▸ PROMPT
Search the material and gather each line with "协助安装" in it.

▸ DATASET ENTRIES
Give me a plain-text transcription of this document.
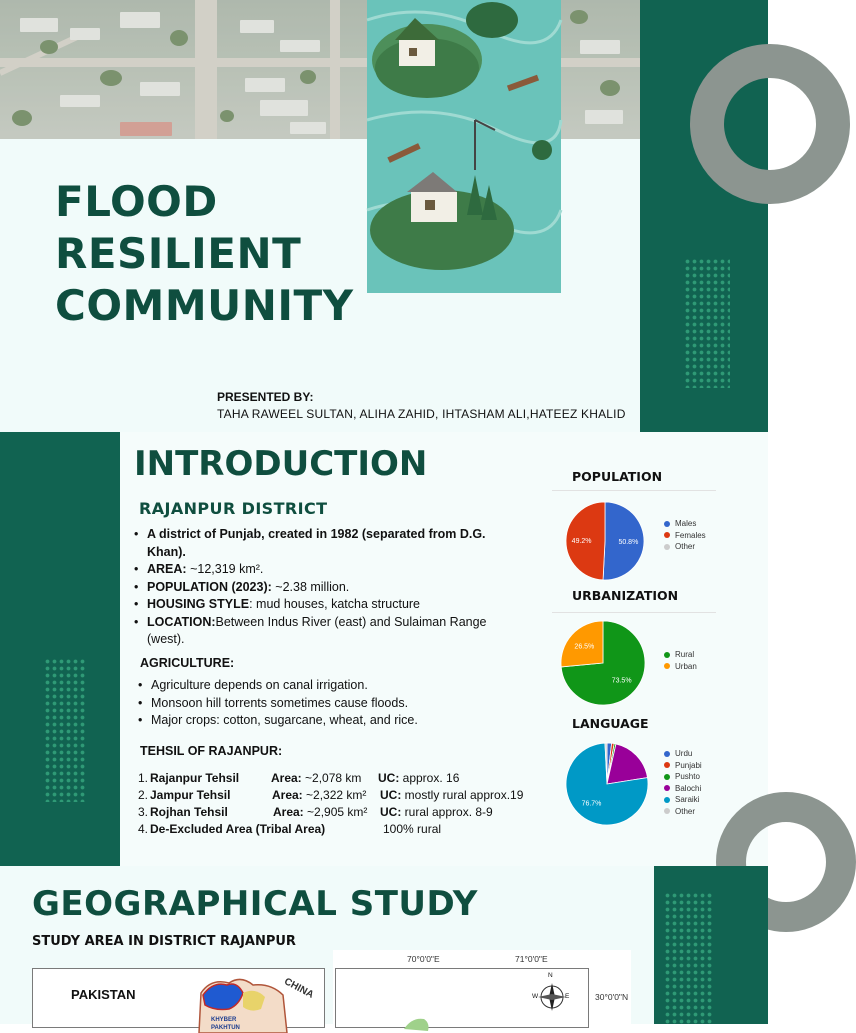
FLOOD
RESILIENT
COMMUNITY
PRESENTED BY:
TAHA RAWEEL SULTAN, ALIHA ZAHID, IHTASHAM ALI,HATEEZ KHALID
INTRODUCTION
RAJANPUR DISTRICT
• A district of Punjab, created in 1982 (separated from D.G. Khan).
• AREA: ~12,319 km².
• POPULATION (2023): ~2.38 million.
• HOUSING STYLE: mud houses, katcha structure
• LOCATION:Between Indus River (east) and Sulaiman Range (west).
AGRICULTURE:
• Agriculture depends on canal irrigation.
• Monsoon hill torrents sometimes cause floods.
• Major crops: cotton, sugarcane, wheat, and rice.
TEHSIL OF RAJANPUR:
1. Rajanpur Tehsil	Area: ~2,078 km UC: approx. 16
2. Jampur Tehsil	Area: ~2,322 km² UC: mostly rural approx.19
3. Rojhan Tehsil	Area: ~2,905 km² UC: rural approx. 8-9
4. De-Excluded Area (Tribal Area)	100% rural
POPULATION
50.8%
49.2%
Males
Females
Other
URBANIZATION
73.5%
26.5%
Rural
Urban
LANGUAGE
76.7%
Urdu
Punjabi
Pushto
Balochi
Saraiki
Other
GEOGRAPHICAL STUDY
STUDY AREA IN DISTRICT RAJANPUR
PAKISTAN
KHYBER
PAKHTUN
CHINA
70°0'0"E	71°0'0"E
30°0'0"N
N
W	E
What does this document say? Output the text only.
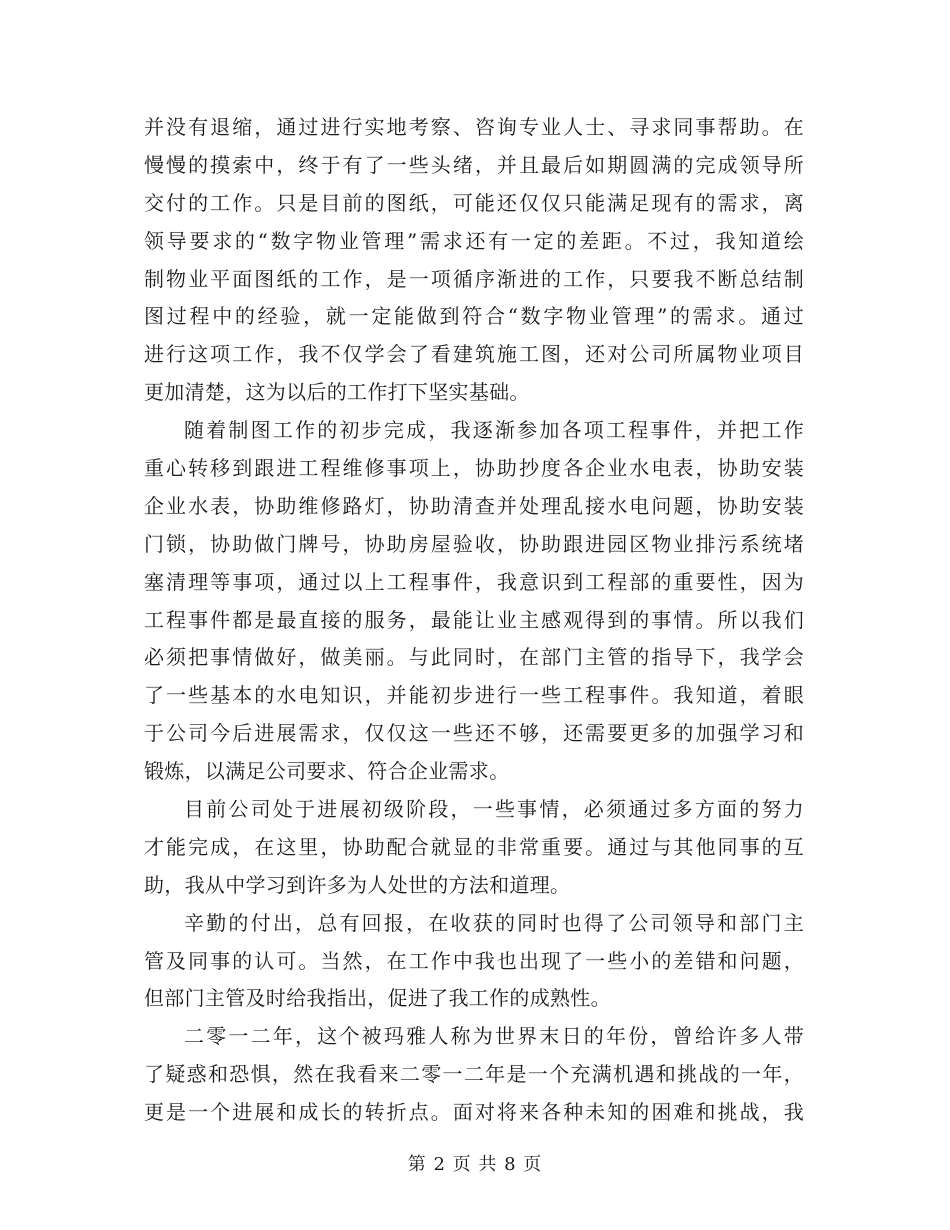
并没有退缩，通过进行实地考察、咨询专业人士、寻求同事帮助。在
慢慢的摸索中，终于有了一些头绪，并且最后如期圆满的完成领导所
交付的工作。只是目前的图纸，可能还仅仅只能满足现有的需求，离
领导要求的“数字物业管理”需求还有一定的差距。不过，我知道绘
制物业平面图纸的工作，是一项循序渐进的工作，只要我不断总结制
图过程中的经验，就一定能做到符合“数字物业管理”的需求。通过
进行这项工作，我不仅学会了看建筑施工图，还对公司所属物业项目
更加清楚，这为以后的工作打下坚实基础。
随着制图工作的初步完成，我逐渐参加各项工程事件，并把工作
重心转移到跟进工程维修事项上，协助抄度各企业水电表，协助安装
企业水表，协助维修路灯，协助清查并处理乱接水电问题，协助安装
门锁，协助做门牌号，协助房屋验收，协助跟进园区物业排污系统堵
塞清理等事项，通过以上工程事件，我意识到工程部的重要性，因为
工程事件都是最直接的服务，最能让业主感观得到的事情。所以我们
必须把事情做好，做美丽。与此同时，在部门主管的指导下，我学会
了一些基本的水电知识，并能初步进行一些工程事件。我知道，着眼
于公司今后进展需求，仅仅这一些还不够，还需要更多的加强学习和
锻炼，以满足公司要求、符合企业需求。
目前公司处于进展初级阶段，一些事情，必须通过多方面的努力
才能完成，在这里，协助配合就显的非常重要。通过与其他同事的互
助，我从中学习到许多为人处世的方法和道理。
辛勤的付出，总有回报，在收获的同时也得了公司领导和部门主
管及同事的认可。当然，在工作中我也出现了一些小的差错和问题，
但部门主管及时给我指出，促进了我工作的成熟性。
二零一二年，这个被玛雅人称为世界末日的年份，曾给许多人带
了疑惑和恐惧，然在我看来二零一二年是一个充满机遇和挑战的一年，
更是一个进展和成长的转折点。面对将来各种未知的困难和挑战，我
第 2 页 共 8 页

▸ COMPLETED TASK
重心转移到跟进工程维修事项上，协助抄度各企业水电表，协助安装
企业水表，协助维修路灯，协助清查并处理乱接水电问题，协助安装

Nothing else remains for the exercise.